Dataset records
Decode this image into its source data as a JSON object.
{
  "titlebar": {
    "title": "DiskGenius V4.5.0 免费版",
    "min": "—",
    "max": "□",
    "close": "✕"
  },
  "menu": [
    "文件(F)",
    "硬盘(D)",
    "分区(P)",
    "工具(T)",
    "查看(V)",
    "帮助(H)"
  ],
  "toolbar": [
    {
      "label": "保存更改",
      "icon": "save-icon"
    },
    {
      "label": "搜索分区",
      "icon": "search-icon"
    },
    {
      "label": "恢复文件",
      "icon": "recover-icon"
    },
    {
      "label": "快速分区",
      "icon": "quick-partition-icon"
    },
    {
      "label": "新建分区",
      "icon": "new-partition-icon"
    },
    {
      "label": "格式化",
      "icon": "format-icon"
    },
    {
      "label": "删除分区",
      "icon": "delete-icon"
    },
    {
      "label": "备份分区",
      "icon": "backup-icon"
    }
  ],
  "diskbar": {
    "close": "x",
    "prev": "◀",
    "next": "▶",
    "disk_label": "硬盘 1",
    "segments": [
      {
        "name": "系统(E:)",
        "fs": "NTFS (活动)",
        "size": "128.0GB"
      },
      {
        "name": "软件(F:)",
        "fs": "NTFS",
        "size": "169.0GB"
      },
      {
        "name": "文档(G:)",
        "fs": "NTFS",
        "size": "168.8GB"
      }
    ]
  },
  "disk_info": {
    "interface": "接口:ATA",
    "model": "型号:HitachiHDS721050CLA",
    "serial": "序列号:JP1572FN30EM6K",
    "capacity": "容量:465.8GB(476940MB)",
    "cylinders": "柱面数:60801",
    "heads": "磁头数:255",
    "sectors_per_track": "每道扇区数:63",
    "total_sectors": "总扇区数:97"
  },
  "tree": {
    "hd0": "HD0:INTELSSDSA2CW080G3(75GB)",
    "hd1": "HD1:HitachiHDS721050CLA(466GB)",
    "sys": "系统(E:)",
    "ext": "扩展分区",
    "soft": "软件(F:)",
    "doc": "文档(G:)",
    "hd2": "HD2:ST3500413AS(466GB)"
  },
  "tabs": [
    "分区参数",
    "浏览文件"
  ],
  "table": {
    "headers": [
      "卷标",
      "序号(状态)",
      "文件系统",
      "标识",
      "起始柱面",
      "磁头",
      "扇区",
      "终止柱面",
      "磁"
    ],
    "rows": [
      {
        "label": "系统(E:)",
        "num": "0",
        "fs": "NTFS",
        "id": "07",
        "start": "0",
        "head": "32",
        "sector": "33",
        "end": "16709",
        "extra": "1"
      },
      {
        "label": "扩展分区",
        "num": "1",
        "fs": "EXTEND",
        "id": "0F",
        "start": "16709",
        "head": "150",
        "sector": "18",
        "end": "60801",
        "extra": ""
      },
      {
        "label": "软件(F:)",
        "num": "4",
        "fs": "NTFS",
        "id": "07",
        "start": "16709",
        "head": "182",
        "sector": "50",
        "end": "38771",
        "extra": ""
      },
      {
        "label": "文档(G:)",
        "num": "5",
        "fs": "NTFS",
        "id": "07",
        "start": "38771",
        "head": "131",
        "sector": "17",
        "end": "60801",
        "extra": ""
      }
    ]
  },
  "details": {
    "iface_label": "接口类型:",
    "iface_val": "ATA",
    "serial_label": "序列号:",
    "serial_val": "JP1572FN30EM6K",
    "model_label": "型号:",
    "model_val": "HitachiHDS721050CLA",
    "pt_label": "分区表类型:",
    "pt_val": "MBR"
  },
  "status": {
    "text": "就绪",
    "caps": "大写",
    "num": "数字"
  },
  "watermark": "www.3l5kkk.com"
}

Directive =
Pick out each line that holds the string "start".

Task answer =
        "start": "0",
        "start": "16709",
        "start": "16709",
        "start": "38771",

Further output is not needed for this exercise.